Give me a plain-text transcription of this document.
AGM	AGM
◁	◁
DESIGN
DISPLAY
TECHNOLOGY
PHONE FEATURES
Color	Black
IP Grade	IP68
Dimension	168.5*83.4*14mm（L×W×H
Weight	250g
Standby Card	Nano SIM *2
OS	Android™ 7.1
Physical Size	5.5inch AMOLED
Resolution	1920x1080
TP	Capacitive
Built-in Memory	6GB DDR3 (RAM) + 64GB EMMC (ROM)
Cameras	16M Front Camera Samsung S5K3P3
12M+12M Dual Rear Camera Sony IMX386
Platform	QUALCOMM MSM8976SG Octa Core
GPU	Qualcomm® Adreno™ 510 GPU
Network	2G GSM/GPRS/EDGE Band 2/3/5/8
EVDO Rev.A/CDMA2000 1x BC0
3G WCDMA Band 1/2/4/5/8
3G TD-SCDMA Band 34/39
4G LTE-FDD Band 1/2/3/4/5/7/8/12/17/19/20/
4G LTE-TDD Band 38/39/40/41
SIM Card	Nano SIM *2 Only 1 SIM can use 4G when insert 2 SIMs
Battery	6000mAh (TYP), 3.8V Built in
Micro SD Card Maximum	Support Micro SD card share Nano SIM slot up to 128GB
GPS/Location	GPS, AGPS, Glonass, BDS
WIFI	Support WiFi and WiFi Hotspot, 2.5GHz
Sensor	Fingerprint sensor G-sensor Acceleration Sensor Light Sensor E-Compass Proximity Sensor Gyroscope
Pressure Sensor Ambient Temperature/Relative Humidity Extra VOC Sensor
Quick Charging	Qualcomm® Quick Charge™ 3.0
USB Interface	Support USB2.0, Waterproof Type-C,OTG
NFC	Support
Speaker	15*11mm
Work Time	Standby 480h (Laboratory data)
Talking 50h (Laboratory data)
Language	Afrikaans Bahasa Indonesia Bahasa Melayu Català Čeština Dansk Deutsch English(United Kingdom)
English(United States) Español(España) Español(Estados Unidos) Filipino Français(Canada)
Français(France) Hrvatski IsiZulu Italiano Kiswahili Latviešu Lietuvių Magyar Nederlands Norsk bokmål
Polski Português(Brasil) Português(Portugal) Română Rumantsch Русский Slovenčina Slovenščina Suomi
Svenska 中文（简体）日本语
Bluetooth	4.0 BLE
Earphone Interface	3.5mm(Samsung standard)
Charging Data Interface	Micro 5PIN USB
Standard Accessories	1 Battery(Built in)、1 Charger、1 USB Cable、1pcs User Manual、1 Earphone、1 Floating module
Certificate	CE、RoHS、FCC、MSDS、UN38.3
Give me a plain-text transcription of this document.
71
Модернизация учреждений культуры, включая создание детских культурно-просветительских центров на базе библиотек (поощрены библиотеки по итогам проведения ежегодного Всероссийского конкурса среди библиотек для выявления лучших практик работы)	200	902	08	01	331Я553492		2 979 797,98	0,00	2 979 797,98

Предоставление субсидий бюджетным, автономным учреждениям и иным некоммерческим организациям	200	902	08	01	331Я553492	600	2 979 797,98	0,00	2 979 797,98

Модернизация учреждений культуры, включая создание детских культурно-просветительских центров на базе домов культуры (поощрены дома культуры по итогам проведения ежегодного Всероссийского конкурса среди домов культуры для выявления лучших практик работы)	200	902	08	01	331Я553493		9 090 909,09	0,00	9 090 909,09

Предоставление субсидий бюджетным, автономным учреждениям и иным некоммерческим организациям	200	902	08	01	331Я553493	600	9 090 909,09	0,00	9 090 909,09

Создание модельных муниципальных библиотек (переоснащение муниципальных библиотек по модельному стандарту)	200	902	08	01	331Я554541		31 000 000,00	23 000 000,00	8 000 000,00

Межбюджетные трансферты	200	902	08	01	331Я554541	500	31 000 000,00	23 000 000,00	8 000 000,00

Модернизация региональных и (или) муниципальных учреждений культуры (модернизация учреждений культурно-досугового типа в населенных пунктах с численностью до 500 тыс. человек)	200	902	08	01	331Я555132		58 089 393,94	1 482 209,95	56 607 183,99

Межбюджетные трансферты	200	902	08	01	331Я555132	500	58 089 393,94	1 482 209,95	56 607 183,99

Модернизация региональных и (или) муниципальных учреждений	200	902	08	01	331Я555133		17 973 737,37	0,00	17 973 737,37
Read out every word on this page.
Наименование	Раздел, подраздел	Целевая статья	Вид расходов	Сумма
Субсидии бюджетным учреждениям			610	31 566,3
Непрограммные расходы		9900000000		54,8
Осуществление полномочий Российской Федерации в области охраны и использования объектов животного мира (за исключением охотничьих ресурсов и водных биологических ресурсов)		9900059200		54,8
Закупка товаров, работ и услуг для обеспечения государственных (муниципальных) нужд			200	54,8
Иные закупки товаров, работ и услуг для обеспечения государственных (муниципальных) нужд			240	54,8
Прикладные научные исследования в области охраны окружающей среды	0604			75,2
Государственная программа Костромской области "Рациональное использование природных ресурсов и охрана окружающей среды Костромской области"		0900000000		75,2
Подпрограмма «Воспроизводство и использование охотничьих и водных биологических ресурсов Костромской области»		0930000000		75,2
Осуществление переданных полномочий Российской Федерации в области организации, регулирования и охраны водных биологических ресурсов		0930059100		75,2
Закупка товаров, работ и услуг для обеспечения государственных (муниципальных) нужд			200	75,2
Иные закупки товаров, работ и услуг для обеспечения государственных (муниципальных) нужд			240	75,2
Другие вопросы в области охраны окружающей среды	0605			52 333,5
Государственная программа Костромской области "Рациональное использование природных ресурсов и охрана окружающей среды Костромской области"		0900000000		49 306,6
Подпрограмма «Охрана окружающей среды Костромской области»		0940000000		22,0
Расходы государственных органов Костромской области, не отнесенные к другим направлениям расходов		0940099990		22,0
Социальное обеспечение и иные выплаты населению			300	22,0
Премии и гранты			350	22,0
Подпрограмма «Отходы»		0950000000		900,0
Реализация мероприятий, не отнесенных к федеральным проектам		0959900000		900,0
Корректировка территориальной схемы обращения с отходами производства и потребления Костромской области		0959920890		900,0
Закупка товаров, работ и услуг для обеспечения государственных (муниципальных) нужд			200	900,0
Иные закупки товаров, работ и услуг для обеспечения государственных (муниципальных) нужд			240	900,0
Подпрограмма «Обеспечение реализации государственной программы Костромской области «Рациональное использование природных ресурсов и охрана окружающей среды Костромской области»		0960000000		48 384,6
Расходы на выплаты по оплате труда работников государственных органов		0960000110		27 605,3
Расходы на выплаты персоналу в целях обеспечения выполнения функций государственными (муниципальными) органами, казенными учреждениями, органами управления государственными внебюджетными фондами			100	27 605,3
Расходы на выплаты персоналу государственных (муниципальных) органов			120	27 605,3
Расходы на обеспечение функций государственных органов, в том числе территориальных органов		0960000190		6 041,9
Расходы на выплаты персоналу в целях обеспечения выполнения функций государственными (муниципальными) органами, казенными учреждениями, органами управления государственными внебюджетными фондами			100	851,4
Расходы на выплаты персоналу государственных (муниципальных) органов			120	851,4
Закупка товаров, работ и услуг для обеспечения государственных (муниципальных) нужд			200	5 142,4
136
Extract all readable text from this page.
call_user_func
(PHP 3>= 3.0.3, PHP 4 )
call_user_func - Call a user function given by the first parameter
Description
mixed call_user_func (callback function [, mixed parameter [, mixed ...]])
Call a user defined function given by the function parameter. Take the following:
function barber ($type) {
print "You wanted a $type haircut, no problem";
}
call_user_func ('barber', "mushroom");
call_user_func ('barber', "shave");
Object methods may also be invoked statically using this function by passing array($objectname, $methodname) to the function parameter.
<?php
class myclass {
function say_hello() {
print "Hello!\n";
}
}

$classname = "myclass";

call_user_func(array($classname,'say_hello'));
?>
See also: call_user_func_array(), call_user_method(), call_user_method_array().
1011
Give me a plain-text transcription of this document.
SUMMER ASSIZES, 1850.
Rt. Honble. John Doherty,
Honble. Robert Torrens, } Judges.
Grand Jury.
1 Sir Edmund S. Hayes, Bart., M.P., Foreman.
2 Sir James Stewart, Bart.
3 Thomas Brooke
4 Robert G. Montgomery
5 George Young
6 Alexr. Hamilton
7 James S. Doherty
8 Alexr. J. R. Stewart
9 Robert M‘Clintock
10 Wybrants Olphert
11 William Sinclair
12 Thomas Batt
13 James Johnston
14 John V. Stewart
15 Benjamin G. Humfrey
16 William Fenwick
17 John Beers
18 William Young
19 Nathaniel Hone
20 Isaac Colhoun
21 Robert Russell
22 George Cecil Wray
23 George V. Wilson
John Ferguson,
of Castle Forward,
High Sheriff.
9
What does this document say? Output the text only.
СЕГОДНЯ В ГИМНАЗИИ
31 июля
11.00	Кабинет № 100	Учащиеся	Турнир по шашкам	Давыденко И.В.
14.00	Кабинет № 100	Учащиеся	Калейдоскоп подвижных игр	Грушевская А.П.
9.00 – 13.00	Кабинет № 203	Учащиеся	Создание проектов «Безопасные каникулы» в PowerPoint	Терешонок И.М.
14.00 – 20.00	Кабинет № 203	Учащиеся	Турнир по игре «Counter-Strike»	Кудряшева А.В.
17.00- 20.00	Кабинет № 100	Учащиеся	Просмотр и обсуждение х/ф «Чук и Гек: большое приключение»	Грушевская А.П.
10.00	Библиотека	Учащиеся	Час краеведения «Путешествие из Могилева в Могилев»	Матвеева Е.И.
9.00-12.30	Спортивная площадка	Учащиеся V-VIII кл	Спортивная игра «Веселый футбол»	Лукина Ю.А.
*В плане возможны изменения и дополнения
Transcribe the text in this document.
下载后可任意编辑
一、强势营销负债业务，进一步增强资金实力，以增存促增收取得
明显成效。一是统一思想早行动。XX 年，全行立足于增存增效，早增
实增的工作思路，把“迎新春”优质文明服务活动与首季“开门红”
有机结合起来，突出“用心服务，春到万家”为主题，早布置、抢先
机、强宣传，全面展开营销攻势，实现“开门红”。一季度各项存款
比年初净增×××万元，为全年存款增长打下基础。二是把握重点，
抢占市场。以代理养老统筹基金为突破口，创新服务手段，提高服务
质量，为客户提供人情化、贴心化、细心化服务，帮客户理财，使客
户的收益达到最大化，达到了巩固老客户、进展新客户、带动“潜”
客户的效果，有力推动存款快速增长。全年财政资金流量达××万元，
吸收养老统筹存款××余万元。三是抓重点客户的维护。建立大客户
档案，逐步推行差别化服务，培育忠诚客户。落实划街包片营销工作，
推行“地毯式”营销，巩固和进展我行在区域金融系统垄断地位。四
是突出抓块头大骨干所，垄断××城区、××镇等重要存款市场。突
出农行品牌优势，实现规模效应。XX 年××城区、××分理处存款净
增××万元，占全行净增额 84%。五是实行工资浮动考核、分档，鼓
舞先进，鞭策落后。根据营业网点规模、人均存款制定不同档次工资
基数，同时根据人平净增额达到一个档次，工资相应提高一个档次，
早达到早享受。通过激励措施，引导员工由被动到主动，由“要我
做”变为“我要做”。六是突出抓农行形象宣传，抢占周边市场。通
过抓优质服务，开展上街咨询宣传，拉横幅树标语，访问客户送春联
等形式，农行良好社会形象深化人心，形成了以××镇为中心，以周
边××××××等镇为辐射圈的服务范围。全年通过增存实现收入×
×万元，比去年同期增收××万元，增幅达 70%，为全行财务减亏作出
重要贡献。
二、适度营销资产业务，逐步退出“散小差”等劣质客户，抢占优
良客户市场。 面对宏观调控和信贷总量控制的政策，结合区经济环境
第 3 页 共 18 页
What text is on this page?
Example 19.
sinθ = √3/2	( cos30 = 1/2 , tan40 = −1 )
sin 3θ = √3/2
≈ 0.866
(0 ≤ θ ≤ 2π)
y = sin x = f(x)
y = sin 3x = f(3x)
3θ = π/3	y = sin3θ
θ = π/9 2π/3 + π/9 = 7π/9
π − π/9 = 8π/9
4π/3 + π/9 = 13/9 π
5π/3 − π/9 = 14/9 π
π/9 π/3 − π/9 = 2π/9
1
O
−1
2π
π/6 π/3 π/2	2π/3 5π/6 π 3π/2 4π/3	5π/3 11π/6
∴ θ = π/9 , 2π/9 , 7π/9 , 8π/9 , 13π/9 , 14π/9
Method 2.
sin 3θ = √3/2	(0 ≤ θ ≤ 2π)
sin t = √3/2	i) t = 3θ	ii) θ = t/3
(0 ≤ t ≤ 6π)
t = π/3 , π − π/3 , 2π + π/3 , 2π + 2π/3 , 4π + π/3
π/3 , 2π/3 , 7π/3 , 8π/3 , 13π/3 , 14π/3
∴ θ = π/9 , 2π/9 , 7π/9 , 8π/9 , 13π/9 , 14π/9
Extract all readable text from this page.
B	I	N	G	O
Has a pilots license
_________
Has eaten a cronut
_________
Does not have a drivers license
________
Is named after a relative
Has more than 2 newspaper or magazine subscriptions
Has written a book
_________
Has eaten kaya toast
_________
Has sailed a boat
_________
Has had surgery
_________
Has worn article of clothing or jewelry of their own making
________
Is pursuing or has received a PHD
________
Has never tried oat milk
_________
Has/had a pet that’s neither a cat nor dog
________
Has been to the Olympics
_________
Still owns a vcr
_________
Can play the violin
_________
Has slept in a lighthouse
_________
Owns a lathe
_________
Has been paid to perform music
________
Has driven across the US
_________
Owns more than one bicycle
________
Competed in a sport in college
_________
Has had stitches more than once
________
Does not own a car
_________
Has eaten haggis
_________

---------------

◆ Task to carry out: Check each line in the listing above for the string "Рациональное", then report how many lines contain it, with no other text.

◆ Solved problem: 3